RECORDS SUPPLIED:
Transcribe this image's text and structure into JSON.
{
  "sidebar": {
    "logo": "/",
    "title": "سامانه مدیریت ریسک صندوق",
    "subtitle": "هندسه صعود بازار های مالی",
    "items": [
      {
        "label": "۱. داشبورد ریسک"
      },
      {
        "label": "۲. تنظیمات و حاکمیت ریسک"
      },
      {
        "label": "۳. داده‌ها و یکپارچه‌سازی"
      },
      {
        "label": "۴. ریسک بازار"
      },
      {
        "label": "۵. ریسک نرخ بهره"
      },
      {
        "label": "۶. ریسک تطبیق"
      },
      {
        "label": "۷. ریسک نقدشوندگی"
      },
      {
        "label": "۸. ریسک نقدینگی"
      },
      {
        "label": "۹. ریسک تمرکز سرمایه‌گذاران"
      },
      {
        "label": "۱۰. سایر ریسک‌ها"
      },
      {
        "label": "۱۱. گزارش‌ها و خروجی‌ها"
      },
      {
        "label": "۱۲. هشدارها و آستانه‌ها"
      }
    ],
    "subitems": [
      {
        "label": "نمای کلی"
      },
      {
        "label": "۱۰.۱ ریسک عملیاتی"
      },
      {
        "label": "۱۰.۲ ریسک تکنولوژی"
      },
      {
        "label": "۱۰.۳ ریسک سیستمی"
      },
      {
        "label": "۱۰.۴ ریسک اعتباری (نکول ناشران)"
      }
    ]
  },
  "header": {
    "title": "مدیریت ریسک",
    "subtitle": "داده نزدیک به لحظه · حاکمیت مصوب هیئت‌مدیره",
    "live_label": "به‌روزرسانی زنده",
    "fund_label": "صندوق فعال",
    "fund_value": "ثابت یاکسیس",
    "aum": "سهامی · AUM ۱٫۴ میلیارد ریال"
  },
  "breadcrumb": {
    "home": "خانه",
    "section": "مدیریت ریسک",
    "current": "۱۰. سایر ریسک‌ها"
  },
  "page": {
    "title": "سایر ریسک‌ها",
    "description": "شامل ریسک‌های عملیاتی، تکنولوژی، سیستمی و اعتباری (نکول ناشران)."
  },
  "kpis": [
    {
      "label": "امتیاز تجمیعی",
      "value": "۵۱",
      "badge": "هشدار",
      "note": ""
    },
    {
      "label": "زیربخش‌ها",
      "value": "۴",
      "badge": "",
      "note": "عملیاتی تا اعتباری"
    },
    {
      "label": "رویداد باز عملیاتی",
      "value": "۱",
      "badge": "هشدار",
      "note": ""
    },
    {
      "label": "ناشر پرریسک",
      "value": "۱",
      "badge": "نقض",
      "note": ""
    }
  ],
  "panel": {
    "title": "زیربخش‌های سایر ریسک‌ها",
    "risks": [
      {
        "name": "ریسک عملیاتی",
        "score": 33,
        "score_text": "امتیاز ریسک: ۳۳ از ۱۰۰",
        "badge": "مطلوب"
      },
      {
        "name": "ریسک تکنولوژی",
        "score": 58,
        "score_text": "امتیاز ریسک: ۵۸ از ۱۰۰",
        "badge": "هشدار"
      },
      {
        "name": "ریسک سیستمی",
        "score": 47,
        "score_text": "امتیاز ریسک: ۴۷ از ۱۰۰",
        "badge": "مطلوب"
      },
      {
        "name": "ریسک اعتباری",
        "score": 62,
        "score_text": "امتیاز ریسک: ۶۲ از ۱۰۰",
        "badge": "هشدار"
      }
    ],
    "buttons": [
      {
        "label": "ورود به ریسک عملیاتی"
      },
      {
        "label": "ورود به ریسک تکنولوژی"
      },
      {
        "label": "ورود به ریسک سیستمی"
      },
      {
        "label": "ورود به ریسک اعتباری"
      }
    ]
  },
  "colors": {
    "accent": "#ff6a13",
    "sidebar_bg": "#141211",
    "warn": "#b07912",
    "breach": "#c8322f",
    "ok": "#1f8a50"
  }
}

AIM:
Search the listing for the string "مدیریت". Copy each line where it turns up.

TASK SOLUTION:
    "title": "سامانه مدیریت ریسک صندوق",
    "title": "مدیریت ریسک",
    "section": "مدیریت ریسک",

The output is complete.